═════ Supplied material

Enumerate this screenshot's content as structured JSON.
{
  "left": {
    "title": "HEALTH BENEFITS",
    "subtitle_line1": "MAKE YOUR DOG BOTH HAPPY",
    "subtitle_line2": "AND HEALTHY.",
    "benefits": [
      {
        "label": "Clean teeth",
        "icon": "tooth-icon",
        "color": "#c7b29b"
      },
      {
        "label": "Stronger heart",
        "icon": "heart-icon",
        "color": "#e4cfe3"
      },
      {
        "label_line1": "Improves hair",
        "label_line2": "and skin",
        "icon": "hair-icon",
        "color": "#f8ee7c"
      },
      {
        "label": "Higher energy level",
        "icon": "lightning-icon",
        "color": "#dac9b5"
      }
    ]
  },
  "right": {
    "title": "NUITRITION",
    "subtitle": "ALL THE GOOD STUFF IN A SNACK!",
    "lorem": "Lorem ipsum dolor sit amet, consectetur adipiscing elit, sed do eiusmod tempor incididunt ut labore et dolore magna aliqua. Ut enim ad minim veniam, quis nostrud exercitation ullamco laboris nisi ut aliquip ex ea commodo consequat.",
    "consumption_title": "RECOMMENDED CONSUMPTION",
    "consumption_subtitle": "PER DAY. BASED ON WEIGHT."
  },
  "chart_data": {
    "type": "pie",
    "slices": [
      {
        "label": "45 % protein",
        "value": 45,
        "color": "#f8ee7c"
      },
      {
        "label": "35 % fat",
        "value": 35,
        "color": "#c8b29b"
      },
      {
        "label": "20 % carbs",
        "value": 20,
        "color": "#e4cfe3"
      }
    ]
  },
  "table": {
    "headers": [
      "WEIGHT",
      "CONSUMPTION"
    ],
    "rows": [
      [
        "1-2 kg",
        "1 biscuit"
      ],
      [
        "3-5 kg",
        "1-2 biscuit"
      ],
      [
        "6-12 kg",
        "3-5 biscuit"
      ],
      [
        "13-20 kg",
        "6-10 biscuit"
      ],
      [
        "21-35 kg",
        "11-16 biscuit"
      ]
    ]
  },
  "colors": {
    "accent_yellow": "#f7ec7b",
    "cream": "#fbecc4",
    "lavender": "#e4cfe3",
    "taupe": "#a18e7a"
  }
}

══════════

Aim of the exercise :: Reproduce all of the records exactly.

Output of the exercise ::
Enumerate this screenshot's content as structured JSON.
{
  "left": {
    "title": "HEALTH BENEFITS",
    "subtitle_line1": "MAKE YOUR DOG BOTH HAPPY",
    "subtitle_line2": "AND HEALTHY.",
    "benefits": [
      {
        "label": "Clean teeth",
        "icon": "tooth-icon",
        "color": "#c7b29b"
      },
      {
        "label": "Stronger heart",
        "icon": "heart-icon",
        "color": "#e4cfe3"
      },
      {
        "label_line1": "Improves hair",
        "label_line2": "and skin",
        "icon": "hair-icon",
        "color": "#f8ee7c"
      },
      {
        "label": "Higher energy level",
        "icon": "lightning-icon",
        "color": "#dac9b5"
      }
    ]
  },
  "right": {
    "title": "NUITRITION",
    "subtitle": "ALL THE GOOD STUFF IN A SNACK!",
    "lorem": "Lorem ipsum dolor sit amet, consectetur adipiscing elit, sed do eiusmod tempor incididunt ut labore et dolore magna aliqua. Ut enim ad minim veniam, quis nostrud exercitation ullamco laboris nisi ut aliquip ex ea commodo consequat.",
    "consumption_title": "RECOMMENDED CONSUMPTION",
    "consumption_subtitle": "PER DAY. BASED ON WEIGHT."
  },
  "chart_data": {
    "type": "pie",
    "slices": [
      {
        "label": "45 % protein",
        "value": 45,
        "color": "#f8ee7c"
      },
      {
        "label": "35 % fat",
        "value": 35,
        "color": "#c8b29b"
      },
      {
        "label": "20 % carbs",
        "value": 20,
        "color": "#e4cfe3"
      }
    ]
  },
  "table": {
    "headers": [
      "WEIGHT",
      "CONSUMPTION"
    ],
    "rows": [
      [
        "1-2 kg",
        "1 biscuit"
      ],
      [
        "3-5 kg",
        "1-2 biscuit"
      ],
      [
        "6-12 kg",
        "3-5 biscuit"
      ],
      [
        "13-20 kg",
        "6-10 biscuit"
      ],
      [
        "21-35 kg",
        "11-16 biscuit"
      ]
    ]
  },
  "colors": {
    "accent_yellow": "#f7ec7b",
    "cream": "#fbecc4",
    "lavender": "#e4cfe3",
    "taupe": "#a18e7a"
  }
}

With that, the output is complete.